The data must be returned in full and exactly as given.

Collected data
— BEGIN —

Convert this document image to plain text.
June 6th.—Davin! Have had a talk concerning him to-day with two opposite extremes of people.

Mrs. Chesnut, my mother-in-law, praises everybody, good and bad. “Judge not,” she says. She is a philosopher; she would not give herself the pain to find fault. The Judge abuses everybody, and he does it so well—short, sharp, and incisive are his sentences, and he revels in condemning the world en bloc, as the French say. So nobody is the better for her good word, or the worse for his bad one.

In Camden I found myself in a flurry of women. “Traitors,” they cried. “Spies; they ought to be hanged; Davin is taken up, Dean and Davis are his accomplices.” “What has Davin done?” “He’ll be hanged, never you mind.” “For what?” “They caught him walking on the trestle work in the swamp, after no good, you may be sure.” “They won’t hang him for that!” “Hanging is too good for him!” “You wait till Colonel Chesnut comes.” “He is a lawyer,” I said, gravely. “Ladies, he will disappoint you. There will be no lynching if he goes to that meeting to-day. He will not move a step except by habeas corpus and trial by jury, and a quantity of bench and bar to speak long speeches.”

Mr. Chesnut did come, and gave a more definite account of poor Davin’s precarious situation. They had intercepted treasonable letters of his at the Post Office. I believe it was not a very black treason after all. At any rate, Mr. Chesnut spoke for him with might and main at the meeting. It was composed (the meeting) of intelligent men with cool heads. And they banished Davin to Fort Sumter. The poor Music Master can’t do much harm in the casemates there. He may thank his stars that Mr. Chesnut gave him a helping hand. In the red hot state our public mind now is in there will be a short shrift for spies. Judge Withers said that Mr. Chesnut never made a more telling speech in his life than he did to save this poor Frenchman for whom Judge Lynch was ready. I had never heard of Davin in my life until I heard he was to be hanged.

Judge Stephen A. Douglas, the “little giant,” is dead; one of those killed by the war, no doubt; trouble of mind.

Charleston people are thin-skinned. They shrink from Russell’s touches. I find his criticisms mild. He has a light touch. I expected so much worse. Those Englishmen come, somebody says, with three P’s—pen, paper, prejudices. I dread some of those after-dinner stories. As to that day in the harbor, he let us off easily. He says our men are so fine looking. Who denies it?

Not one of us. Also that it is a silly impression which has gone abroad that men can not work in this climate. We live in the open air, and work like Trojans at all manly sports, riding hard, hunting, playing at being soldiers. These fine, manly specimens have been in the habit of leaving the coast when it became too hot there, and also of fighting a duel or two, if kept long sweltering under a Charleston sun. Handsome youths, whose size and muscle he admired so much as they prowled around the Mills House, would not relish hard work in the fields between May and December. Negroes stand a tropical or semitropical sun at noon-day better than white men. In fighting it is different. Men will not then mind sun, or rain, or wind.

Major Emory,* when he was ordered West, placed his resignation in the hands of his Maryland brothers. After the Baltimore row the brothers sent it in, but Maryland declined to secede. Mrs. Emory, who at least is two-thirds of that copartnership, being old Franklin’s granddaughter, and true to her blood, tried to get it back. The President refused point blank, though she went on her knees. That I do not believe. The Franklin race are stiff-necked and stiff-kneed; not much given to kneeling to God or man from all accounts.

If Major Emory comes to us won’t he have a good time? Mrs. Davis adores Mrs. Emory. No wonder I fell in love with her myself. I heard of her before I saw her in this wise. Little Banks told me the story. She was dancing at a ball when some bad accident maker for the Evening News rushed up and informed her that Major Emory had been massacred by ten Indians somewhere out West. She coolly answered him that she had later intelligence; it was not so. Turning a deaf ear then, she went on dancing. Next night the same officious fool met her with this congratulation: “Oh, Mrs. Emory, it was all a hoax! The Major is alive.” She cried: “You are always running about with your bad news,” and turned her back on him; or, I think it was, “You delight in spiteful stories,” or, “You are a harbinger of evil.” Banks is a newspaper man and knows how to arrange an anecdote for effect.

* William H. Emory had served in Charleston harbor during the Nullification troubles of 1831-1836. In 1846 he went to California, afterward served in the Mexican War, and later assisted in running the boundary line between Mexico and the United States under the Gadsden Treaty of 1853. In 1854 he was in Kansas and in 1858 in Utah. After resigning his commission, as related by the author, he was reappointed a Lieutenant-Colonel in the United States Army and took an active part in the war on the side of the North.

— END —

[Answer to this problem]
Convert this document image to plain text.
June 6th.—Davin! Have had a talk concerning him to-day with two opposite extremes of people.

Mrs. Chesnut, my mother-in-law, praises everybody, good and bad. “Judge not,” she says. She is a philosopher; she would not give herself the pain to find fault. The Judge abuses everybody, and he does it so well—short, sharp, and incisive are his sentences, and he revels in condemning the world en bloc, as the French say. So nobody is the better for her good word, or the worse for his bad one.

In Camden I found myself in a flurry of women. “Traitors,” they cried. “Spies; they ought to be hanged; Davin is taken up, Dean and Davis are his accomplices.” “What has Davin done?” “He’ll be hanged, never you mind.” “For what?” “They caught him walking on the trestle work in the swamp, after no good, you may be sure.” “They won’t hang him for that!” “Hanging is too good for him!” “You wait till Colonel Chesnut comes.” “He is a lawyer,” I said, gravely. “Ladies, he will disappoint you. There will be no lynching if he goes to that meeting to-day. He will not move a step except by habeas corpus and trial by jury, and a quantity of bench and bar to speak long speeches.”

Mr. Chesnut did come, and gave a more definite account of poor Davin’s precarious situation. They had intercepted treasonable letters of his at the Post Office. I believe it was not a very black treason after all. At any rate, Mr. Chesnut spoke for him with might and main at the meeting. It was composed (the meeting) of intelligent men with cool heads. And they banished Davin to Fort Sumter. The poor Music Master can’t do much harm in the casemates there. He may thank his stars that Mr. Chesnut gave him a helping hand. In the red hot state our public mind now is in there will be a short shrift for spies. Judge Withers said that Mr. Chesnut never made a more telling speech in his life than he did to save this poor Frenchman for whom Judge Lynch was ready. I had never heard of Davin in my life until I heard he was to be hanged.

Judge Stephen A. Douglas, the “little giant,” is dead; one of those killed by the war, no doubt; trouble of mind.

Charleston people are thin-skinned. They shrink from Russell’s touches. I find his criticisms mild. He has a light touch. I expected so much worse. Those Englishmen come, somebody says, with three P’s—pen, paper, prejudices. I dread some of those after-dinner stories. As to that day in the harbor, he let us off easily. He says our men are so fine looking. Who denies it?

Not one of us. Also that it is a silly impression which has gone abroad that men can not work in this climate. We live in the open air, and work like Trojans at all manly sports, riding hard, hunting, playing at being soldiers. These fine, manly specimens have been in the habit of leaving the coast when it became too hot there, and also of fighting a duel or two, if kept long sweltering under a Charleston sun. Handsome youths, whose size and muscle he admired so much as they prowled around the Mills House, would not relish hard work in the fields between May and December. Negroes stand a tropical or semitropical sun at noon-day better than white men. In fighting it is different. Men will not then mind sun, or rain, or wind.

Major Emory,* when he was ordered West, placed his resignation in the hands of his Maryland brothers. After the Baltimore row the brothers sent it in, but Maryland declined to secede. Mrs. Emory, who at least is two-thirds of that copartnership, being old Franklin’s granddaughter, and true to her blood, tried to get it back. The President refused point blank, though she went on her knees. That I do not believe. The Franklin race are stiff-necked and stiff-kneed; not much given to kneeling to God or man from all accounts.

If Major Emory comes to us won’t he have a good time? Mrs. Davis adores Mrs. Emory. No wonder I fell in love with her myself. I heard of her before I saw her in this wise. Little Banks told me the story. She was dancing at a ball when some bad accident maker for the Evening News rushed up and informed her that Major Emory had been massacred by ten Indians somewhere out West. She coolly answered him that she had later intelligence; it was not so. Turning a deaf ear then, she went on dancing. Next night the same officious fool met her with this congratulation: “Oh, Mrs. Emory, it was all a hoax! The Major is alive.” She cried: “You are always running about with your bad news,” and turned her back on him; or, I think it was, “You delight in spiteful stories,” or, “You are a harbinger of evil.” Banks is a newspaper man and knows how to arrange an anecdote for effect.

* William H. Emory had served in Charleston harbor during the Nullification troubles of 1831-1836. In 1846 he went to California, afterward served in the Mexican War, and later assisted in running the boundary line between Mexico and the United States under the Gadsden Treaty of 1853. In 1854 he was in Kansas and in 1858 in Utah. After resigning his commission, as related by the author, he was reappointed a Lieutenant-Colonel in the United States Army and took an active part in the war on the side of the North.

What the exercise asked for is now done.